## [WRITTEN PROBLEM]
Locate the word "table" in the entries below, then gather every line that holds it.

## [DATA SUPPLIED]
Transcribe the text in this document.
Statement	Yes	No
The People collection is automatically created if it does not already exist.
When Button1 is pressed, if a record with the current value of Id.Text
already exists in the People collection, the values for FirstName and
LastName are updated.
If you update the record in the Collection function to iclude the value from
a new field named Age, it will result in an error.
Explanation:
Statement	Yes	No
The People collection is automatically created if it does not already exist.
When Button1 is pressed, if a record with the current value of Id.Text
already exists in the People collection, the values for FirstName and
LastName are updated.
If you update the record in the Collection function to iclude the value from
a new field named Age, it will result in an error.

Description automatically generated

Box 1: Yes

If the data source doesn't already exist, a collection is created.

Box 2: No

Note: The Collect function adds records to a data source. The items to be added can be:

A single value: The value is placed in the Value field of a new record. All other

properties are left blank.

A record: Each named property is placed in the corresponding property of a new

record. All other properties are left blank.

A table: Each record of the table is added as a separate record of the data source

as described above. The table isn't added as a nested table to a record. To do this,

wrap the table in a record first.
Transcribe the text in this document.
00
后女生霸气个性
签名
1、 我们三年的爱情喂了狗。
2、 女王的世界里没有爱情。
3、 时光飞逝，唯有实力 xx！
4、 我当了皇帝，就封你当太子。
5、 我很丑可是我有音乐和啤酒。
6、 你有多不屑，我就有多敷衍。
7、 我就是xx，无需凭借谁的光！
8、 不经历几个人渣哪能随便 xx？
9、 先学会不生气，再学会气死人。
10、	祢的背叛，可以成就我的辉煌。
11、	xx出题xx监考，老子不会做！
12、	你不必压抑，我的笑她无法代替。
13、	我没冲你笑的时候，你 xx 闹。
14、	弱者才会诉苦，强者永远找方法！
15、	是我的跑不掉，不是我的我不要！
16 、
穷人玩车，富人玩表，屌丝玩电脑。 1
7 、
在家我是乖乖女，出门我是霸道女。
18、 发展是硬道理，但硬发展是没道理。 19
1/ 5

## [EXPECTED ANSWER]
A table: Each record of the table is added as a separate record of the data source
as described above. The table isn't added as a nested table to a record. To do this,
wrap the table in a record first.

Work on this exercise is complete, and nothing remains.